### Exercise directions:
Once the pictures are set aside, transcribe the remaining data exactly.

### Entries supplied:
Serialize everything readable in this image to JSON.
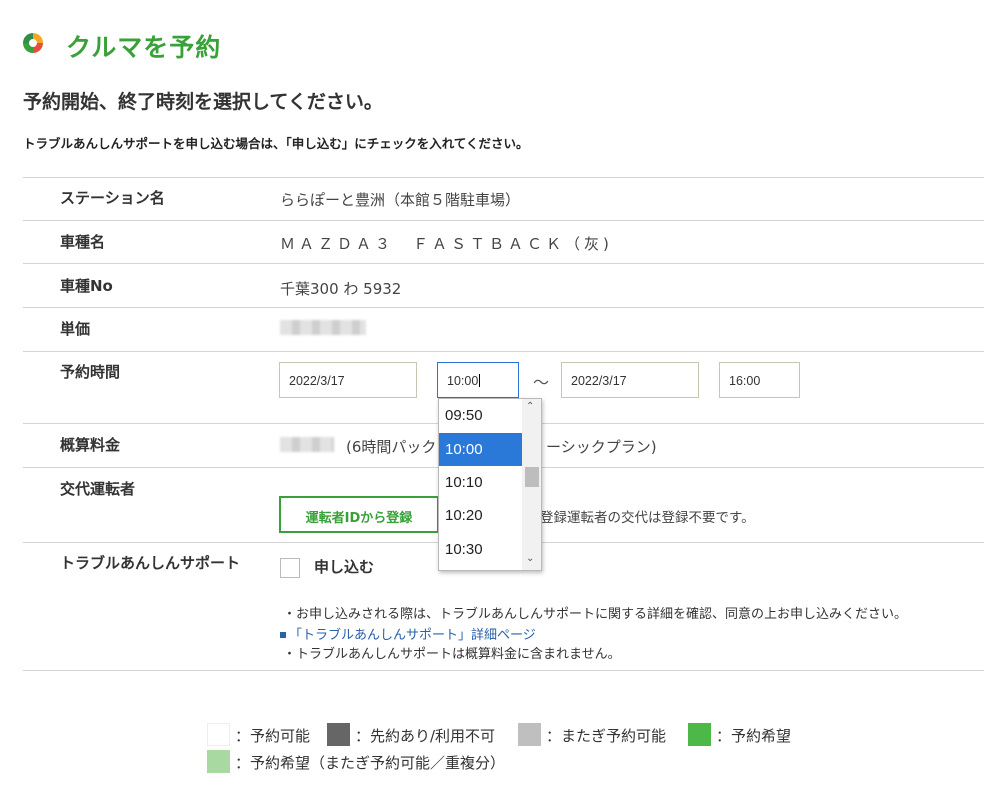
{
  "header": {
    "title": "クルマを予約",
    "subtitle": "予約開始、終了時刻を選択してください。",
    "notice": "トラブルあんしんサポートを申し込む場合は、「申し込む」にチェックを入れてください。"
  },
  "rows": {
    "station": {
      "label": "ステーション名",
      "value": "ららぽーと豊洲（本館５階駐車場）"
    },
    "model": {
      "label": "車種名",
      "value": "ＭＡＺＤＡ３　ＦＡＳＴＢＡＣＫ（灰)"
    },
    "car_no": {
      "label": "車種No",
      "value": "千葉300 わ 5932"
    },
    "unit_price": {
      "label": "単価"
    },
    "reservation": {
      "label": "予約時間",
      "start_date": "2022/3/17",
      "start_time": "10:00",
      "separator": "〜",
      "end_date": "2022/3/17",
      "end_time": "16:00"
    },
    "estimate": {
      "label": "概算料金",
      "value_part1": "(6時間パック",
      "value_part2": "ーシックプラン)"
    },
    "driver": {
      "label": "交代運転者",
      "button": "運転者IDから登録",
      "note": "登録運転者の交代は登録不要です。"
    },
    "support": {
      "label": "トラブルあんしんサポート",
      "checkbox_label": "申し込む",
      "note1": "・お申し込みされる際は、トラブルあんしんサポートに関する詳細を確認、同意の上お申し込みください。",
      "link": "「トラブルあんしんサポート」詳細ページ",
      "note2": "・トラブルあんしんサポートは概算料金に含まれません。"
    }
  },
  "dropdown": {
    "options": [
      "09:50",
      "10:00",
      "10:10",
      "10:20",
      "10:30"
    ],
    "selected": "10:00"
  },
  "legend": {
    "available": "：予約可能",
    "booked": "：先約あり/利用不可",
    "span": "：またぎ予約可能",
    "desired": "：予約希望",
    "desired_span": "：予約希望（またぎ予約可能／重複分）"
  },
  "colors": {
    "brand_green": "#3aa13a",
    "select_blue": "#2a78d8",
    "legend_available": "#ffffff",
    "legend_booked": "#666666",
    "legend_span": "#bfbfbf",
    "legend_desired": "#4cb848",
    "legend_desired_span": "#a8d9a0"
  }
}
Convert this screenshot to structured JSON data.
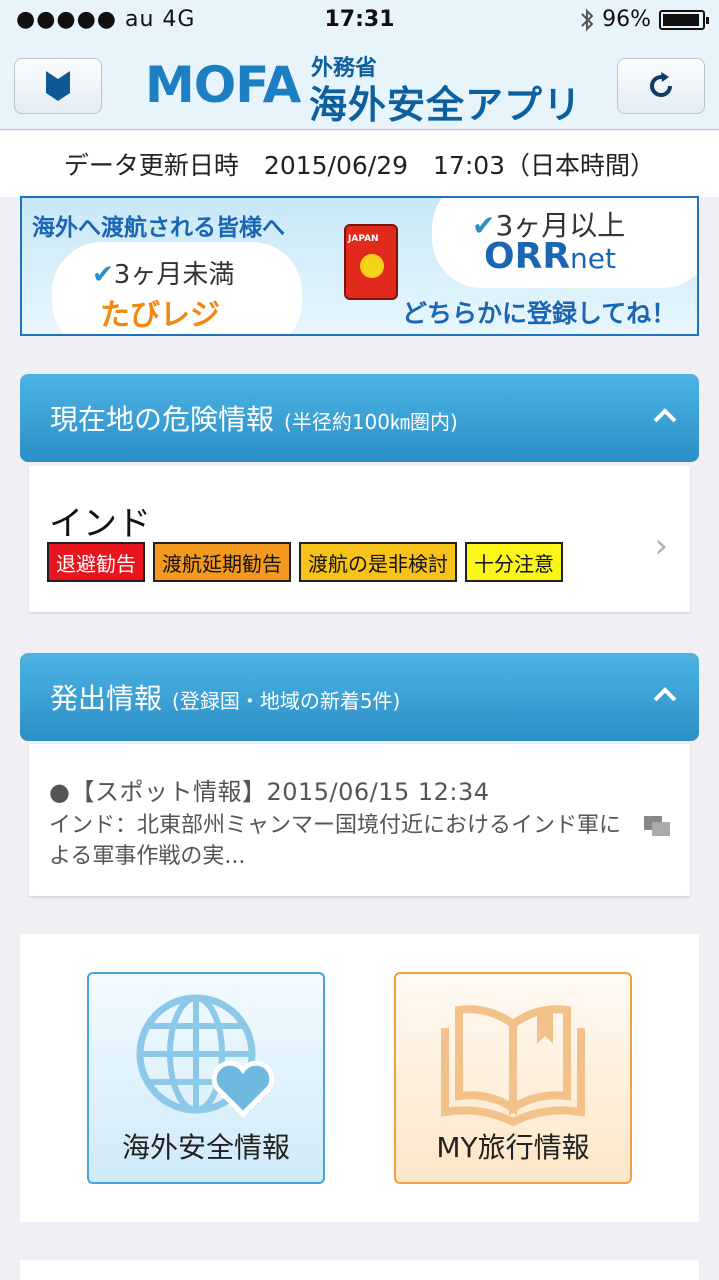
{
  "status_bar": {
    "signal": "●●●●● au 4G",
    "time": "17:31",
    "battery_text": "96%",
    "battery_level_percent": 96,
    "bluetooth_icon": "bluetooth-icon"
  },
  "nav": {
    "logo_mofa": "MOFA",
    "logo_ministry": "外務省",
    "logo_app_name": "海外安全アプリ",
    "left_button_icon": "beginner-mark-icon",
    "right_button_icon": "refresh-icon"
  },
  "update": {
    "text": "データ更新日時　2015/06/29　17:03（日本時間）"
  },
  "banner": {
    "headline": "海外へ渡航される皆様へ",
    "under_3_months": "3ヶ月未満",
    "tabireji": "たびレジ",
    "over_3_months": "3ヶ月以上",
    "orrnet_bold": "ORR",
    "orrnet_light": "net",
    "call_to_action": "どちらかに登録してね！",
    "passport_label": "JAPAN"
  },
  "danger_section": {
    "title": "現在地の危険情報",
    "subtitle": "(半径約100㎞圏内)",
    "country": "インド",
    "tags": [
      {
        "label": "退避勧告",
        "bg": "#e8141e",
        "color": "#ffffff"
      },
      {
        "label": "渡航延期勧告",
        "bg": "#f39a1e",
        "color": "#111111"
      },
      {
        "label": "渡航の是非検討",
        "bg": "#f7c21a",
        "color": "#111111"
      },
      {
        "label": "十分注意",
        "bg": "#fcf51a",
        "color": "#111111"
      }
    ]
  },
  "news_section": {
    "title": "発出情報",
    "subtitle": "(登録国・地域の新着5件)",
    "items": [
      {
        "header": "●【スポット情報】2015/06/15 12:34",
        "body": "インド：北東部州ミャンマー国境付近におけるインド軍による軍事作戦の実..."
      }
    ]
  },
  "menu": {
    "overseas_safety_label": "海外安全情報",
    "my_travel_label": "MY旅行情報"
  },
  "colors": {
    "accent": "#2b8fc7",
    "brand": "#1c7fc2"
  }
}
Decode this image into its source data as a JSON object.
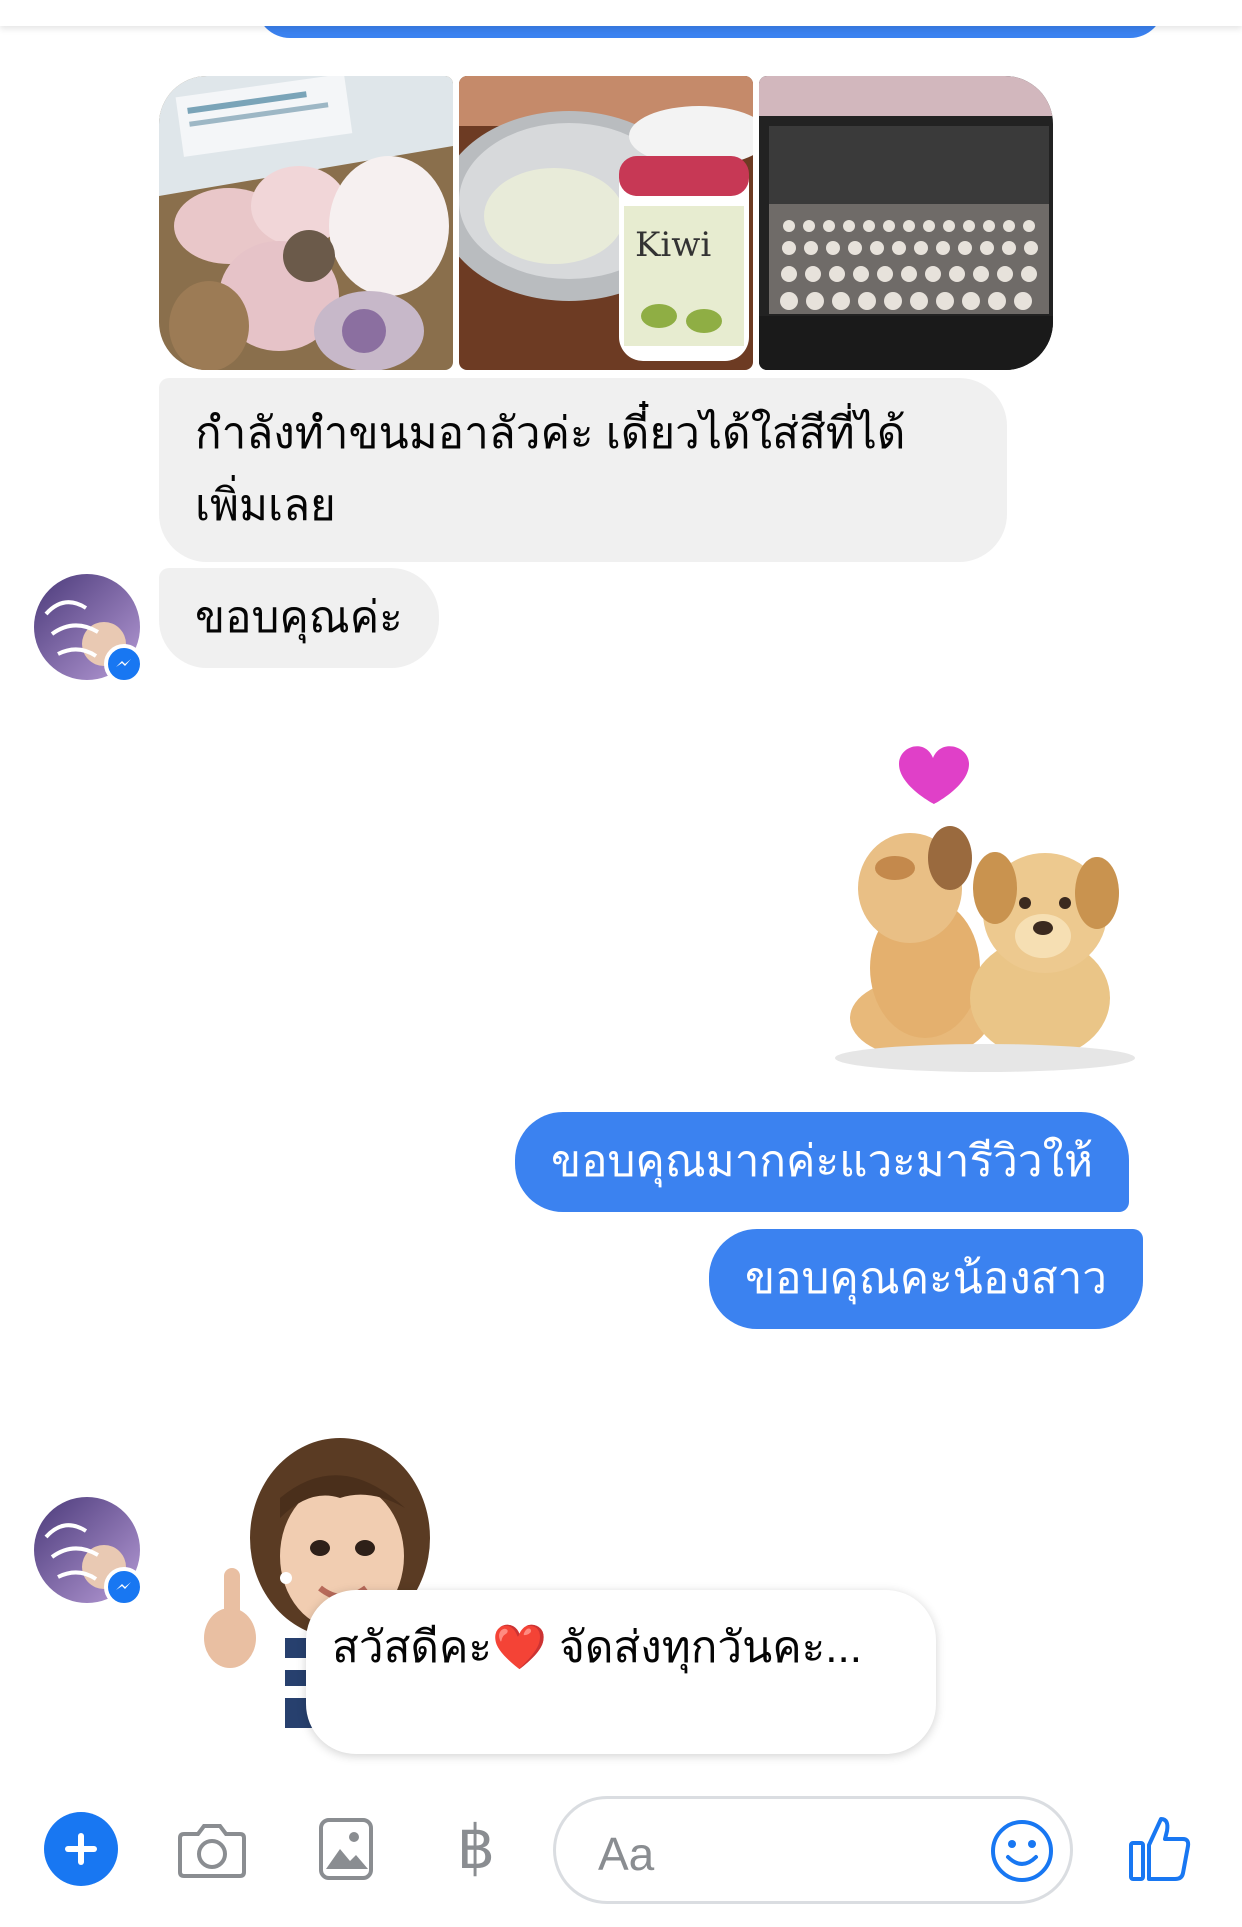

### Result for this task:
Serialize everything readable in this image to JSON.
{
  "header": {
    "title": "クルマを予約",
    "subtitle": "予約開始、終了時刻を選択してください。",
    "notice": "トラブルあんしんサポートを申し込む場合は、「申し込む」にチェックを入れてください。"
  },
  "rows": {
    "station": {
      "label": "ステーション名",
      "value": "ららぽーと豊洲（本館５階駐車場）"
    },
    "model": {
      "label": "車種名",
      "value": "ＭＡＺＤＡ３　ＦＡＳＴＢＡＣＫ（灰)"
    },
    "car_no": {
      "label": "車種No",
      "value": "千葉300 わ 5932"
    },
    "unit_price": {
      "label": "単価"
    },
    "reservation": {
      "label": "予約時間",
      "start_date": "2022/3/17",
      "start_time": "10:00",
      "separator": "〜",
      "end_date": "2022/3/17",
      "end_time": "16:00"
    },
    "estimate": {
      "label": "概算料金",
      "value_part1": "(6時間パック",
      "value_part2": "ーシックプラン)"
    },
    "driver": {
      "label": "交代運転者",
      "button": "運転者IDから登録",
      "note": "登録運転者の交代は登録不要です。"
    },
    "support": {
      "label": "トラブルあんしんサポート",
      "checkbox_label": "申し込む",
      "note1": "・お申し込みされる際は、トラブルあんしんサポートに関する詳細を確認、同意の上お申し込みください。",
      "link": "「トラブルあんしんサポート」詳細ページ",
      "note2": "・トラブルあんしんサポートは概算料金に含まれません。"
    }
  },
  "dropdown": {
    "options": [
      "09:50",
      "10:00",
      "10:10",
      "10:20",
      "10:30"
    ],
    "selected": "10:00"
  },
  "legend": {
    "available": "：予約可能",
    "booked": "：先約あり/利用不可",
    "span": "：またぎ予約可能",
    "desired": "：予約希望",
    "desired_span": "：予約希望（またぎ予約可能／重複分）"
  },
  "colors": {
    "brand_green": "#3aa13a",
    "select_blue": "#2a78d8",
    "legend_available": "#ffffff",
    "legend_booked": "#666666",
    "legend_span": "#bfbfbf",
    "legend_desired": "#4cb848",
    "legend_desired_span": "#a8d9a0"
  }
}
Convert this screenshot to structured JSON data.
{
  "status_bar": {
    "signal": "●●●●● au 4G",
    "time": "17:31",
    "battery_text": "96%",
    "battery_level_percent": 96,
    "bluetooth_icon": "bluetooth-icon"
  },
  "nav": {
    "logo_mofa": "MOFA",
    "logo_ministry": "外務省",
    "logo_app_name": "海外安全アプリ",
    "left_button_icon": "beginner-mark-icon",
    "right_button_icon": "refresh-icon"
  },
  "update": {
    "text": "データ更新日時　2015/06/29　17:03（日本時間）"
  },
  "banner": {
    "headline": "海外へ渡航される皆様へ",
    "under_3_months": "3ヶ月未満",
    "tabireji": "たびレジ",
    "over_3_months": "3ヶ月以上",
    "orrnet_bold": "ORR",
    "orrnet_light": "net",
    "call_to_action": "どちらかに登録してね！",
    "passport_label": "JAPAN"
  },
  "danger_section": {
    "title": "現在地の危険情報",
    "subtitle": "(半径約100㎞圏内)",
    "country": "インド",
    "tags": [
      {
        "label": "退避勧告",
        "bg": "#e8141e",
        "color": "#ffffff"
      },
      {
        "label": "渡航延期勧告",
        "bg": "#f39a1e",
        "color": "#111111"
      },
      {
        "label": "渡航の是非検討",
        "bg": "#f7c21a",
        "color": "#111111"
      },
      {
        "label": "十分注意",
        "bg": "#fcf51a",
        "color": "#111111"
      }
    ]
  },
  "news_section": {
    "title": "発出情報",
    "subtitle": "(登録国・地域の新着5件)",
    "items": [
      {
        "header": "●【スポット情報】2015/06/15 12:34",
        "body": "インド：北東部州ミャンマー国境付近におけるインド軍による軍事作戦の実..."
      }
    ]
  },
  "menu": {
    "overseas_safety_label": "海外安全情報",
    "my_travel_label": "MY旅行情報"
  },
  "colors": {
    "accent": "#2b8fc7",
    "brand": "#1c7fc2"
  }
}
Decode this image into its source data as a JSON object.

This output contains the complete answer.